Items from a data source:
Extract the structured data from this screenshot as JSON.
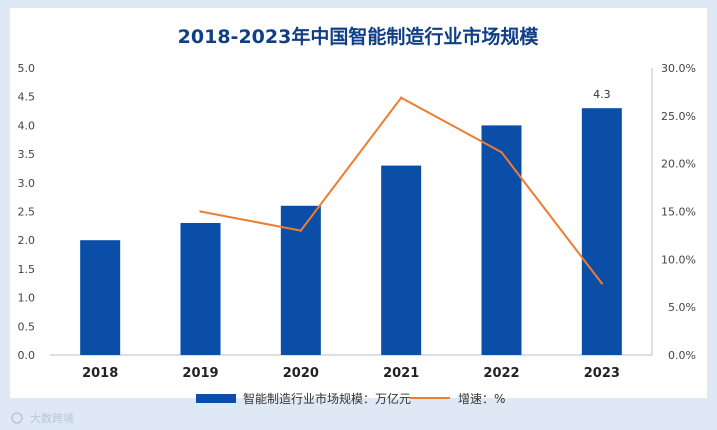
{
  "chart_data": {
    "type": "bar",
    "title": "2018-2023年中国智能制造行业市场规模",
    "categories": [
      "2018",
      "2019",
      "2020",
      "2021",
      "2022",
      "2023"
    ],
    "series": [
      {
        "name": "智能制造行业市场规模：万亿元",
        "type": "bar",
        "axis": "left",
        "values": [
          2.0,
          2.3,
          2.6,
          3.3,
          4.0,
          4.3
        ]
      },
      {
        "name": "增速：%",
        "type": "line",
        "axis": "right",
        "values": [
          null,
          15.0,
          13.0,
          26.9,
          21.2,
          7.5
        ]
      }
    ],
    "data_labels": [
      {
        "category": "2023",
        "text": "4.3"
      }
    ],
    "ylim_left": [
      0,
      5
    ],
    "ylim_right": [
      0,
      30
    ],
    "left_ticks": [
      "0.0",
      "0.5",
      "1.0",
      "1.5",
      "2.0",
      "2.5",
      "3.0",
      "3.5",
      "4.0",
      "4.5",
      "5.0"
    ],
    "right_ticks": [
      "0.0%",
      "5.0%",
      "10.0%",
      "15.0%",
      "20.0%",
      "25.0%",
      "30.0%"
    ],
    "legend_position": "bottom",
    "colors": {
      "bar": "#0a4ea8",
      "line": "#ec7d31",
      "title": "#0f3f87",
      "plot_bg": "#ffffff",
      "page_bg": "#dfe9f5"
    }
  },
  "watermark": {
    "text": "大数跨境"
  }
}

> **Given problem**: All of the data above should be transcribed verbatim, with pictures omitted.

> **Finished task**:
Extract the structured data from this screenshot as JSON.
{
  "chart_data": {
    "type": "bar",
    "title": "2018-2023年中国智能制造行业市场规模",
    "categories": [
      "2018",
      "2019",
      "2020",
      "2021",
      "2022",
      "2023"
    ],
    "series": [
      {
        "name": "智能制造行业市场规模：万亿元",
        "type": "bar",
        "axis": "left",
        "values": [
          2.0,
          2.3,
          2.6,
          3.3,
          4.0,
          4.3
        ]
      },
      {
        "name": "增速：%",
        "type": "line",
        "axis": "right",
        "values": [
          null,
          15.0,
          13.0,
          26.9,
          21.2,
          7.5
        ]
      }
    ],
    "data_labels": [
      {
        "category": "2023",
        "text": "4.3"
      }
    ],
    "ylim_left": [
      0,
      5
    ],
    "ylim_right": [
      0,
      30
    ],
    "left_ticks": [
      "0.0",
      "0.5",
      "1.0",
      "1.5",
      "2.0",
      "2.5",
      "3.0",
      "3.5",
      "4.0",
      "4.5",
      "5.0"
    ],
    "right_ticks": [
      "0.0%",
      "5.0%",
      "10.0%",
      "15.0%",
      "20.0%",
      "25.0%",
      "30.0%"
    ],
    "legend_position": "bottom",
    "colors": {
      "bar": "#0a4ea8",
      "line": "#ec7d31",
      "title": "#0f3f87",
      "plot_bg": "#ffffff",
      "page_bg": "#dfe9f5"
    }
  },
  "watermark": {
    "text": "大数跨境"
  }
}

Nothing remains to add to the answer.